■ **Data listing**
....

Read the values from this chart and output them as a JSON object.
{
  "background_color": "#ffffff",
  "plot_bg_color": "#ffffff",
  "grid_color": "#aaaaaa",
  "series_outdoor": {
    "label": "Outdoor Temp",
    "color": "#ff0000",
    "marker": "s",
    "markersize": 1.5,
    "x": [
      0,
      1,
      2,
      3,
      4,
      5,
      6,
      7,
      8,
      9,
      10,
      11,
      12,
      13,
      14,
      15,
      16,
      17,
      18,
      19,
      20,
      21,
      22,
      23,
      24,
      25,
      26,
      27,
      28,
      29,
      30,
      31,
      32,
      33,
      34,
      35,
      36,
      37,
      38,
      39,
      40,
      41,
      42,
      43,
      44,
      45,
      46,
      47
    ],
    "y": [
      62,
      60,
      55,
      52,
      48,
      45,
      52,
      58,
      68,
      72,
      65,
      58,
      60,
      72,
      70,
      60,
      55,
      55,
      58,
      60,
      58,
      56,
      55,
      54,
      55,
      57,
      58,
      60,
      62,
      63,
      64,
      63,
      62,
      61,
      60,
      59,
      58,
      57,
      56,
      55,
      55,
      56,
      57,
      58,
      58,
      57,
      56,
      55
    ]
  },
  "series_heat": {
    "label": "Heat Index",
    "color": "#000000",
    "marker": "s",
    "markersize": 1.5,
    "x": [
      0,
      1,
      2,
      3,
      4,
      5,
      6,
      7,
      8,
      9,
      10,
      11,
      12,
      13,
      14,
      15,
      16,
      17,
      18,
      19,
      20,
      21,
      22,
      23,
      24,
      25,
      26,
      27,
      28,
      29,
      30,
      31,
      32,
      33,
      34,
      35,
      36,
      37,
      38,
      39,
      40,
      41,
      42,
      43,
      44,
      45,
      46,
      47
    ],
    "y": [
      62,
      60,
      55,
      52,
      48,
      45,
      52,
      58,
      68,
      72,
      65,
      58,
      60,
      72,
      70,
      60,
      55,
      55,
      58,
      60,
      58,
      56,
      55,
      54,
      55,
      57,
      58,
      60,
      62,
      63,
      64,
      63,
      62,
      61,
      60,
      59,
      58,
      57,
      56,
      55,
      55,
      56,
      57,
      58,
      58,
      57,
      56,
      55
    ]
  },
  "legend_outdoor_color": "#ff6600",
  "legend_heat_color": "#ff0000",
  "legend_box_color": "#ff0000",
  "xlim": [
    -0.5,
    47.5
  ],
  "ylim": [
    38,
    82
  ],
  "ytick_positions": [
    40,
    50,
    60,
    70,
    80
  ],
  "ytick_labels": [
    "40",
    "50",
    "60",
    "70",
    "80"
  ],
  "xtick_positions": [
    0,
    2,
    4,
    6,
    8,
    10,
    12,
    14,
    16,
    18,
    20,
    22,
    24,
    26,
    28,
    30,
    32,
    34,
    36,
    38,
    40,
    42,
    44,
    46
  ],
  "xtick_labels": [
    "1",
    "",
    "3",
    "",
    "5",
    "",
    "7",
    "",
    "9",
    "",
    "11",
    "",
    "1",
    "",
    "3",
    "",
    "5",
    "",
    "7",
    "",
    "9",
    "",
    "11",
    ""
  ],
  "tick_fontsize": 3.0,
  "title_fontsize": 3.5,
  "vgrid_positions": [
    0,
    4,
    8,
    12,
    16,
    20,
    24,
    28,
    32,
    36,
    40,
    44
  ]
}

....

■ **Requirement**
Above are some records; extract every one of them exactly.

■ **Task answer**
Read the values from this chart and output them as a JSON object.
{
  "background_color": "#ffffff",
  "plot_bg_color": "#ffffff",
  "grid_color": "#aaaaaa",
  "series_outdoor": {
    "label": "Outdoor Temp",
    "color": "#ff0000",
    "marker": "s",
    "markersize": 1.5,
    "x": [
      0,
      1,
      2,
      3,
      4,
      5,
      6,
      7,
      8,
      9,
      10,
      11,
      12,
      13,
      14,
      15,
      16,
      17,
      18,
      19,
      20,
      21,
      22,
      23,
      24,
      25,
      26,
      27,
      28,
      29,
      30,
      31,
      32,
      33,
      34,
      35,
      36,
      37,
      38,
      39,
      40,
      41,
      42,
      43,
      44,
      45,
      46,
      47
    ],
    "y": [
      62,
      60,
      55,
      52,
      48,
      45,
      52,
      58,
      68,
      72,
      65,
      58,
      60,
      72,
      70,
      60,
      55,
      55,
      58,
      60,
      58,
      56,
      55,
      54,
      55,
      57,
      58,
      60,
      62,
      63,
      64,
      63,
      62,
      61,
      60,
      59,
      58,
      57,
      56,
      55,
      55,
      56,
      57,
      58,
      58,
      57,
      56,
      55
    ]
  },
  "series_heat": {
    "label": "Heat Index",
    "color": "#000000",
    "marker": "s",
    "markersize": 1.5,
    "x": [
      0,
      1,
      2,
      3,
      4,
      5,
      6,
      7,
      8,
      9,
      10,
      11,
      12,
      13,
      14,
      15,
      16,
      17,
      18,
      19,
      20,
      21,
      22,
      23,
      24,
      25,
      26,
      27,
      28,
      29,
      30,
      31,
      32,
      33,
      34,
      35,
      36,
      37,
      38,
      39,
      40,
      41,
      42,
      43,
      44,
      45,
      46,
      47
    ],
    "y": [
      62,
      60,
      55,
      52,
      48,
      45,
      52,
      58,
      68,
      72,
      65,
      58,
      60,
      72,
      70,
      60,
      55,
      55,
      58,
      60,
      58,
      56,
      55,
      54,
      55,
      57,
      58,
      60,
      62,
      63,
      64,
      63,
      62,
      61,
      60,
      59,
      58,
      57,
      56,
      55,
      55,
      56,
      57,
      58,
      58,
      57,
      56,
      55
    ]
  },
  "legend_outdoor_color": "#ff6600",
  "legend_heat_color": "#ff0000",
  "legend_box_color": "#ff0000",
  "xlim": [
    -0.5,
    47.5
  ],
  "ylim": [
    38,
    82
  ],
  "ytick_positions": [
    40,
    50,
    60,
    70,
    80
  ],
  "ytick_labels": [
    "40",
    "50",
    "60",
    "70",
    "80"
  ],
  "xtick_positions": [
    0,
    2,
    4,
    6,
    8,
    10,
    12,
    14,
    16,
    18,
    20,
    22,
    24,
    26,
    28,
    30,
    32,
    34,
    36,
    38,
    40,
    42,
    44,
    46
  ],
  "xtick_labels": [
    "1",
    "",
    "3",
    "",
    "5",
    "",
    "7",
    "",
    "9",
    "",
    "11",
    "",
    "1",
    "",
    "3",
    "",
    "5",
    "",
    "7",
    "",
    "9",
    "",
    "11",
    ""
  ],
  "tick_fontsize": 3.0,
  "title_fontsize": 3.5,
  "vgrid_positions": [
    0,
    4,
    8,
    12,
    16,
    20,
    24,
    28,
    32,
    36,
    40,
    44
  ]
}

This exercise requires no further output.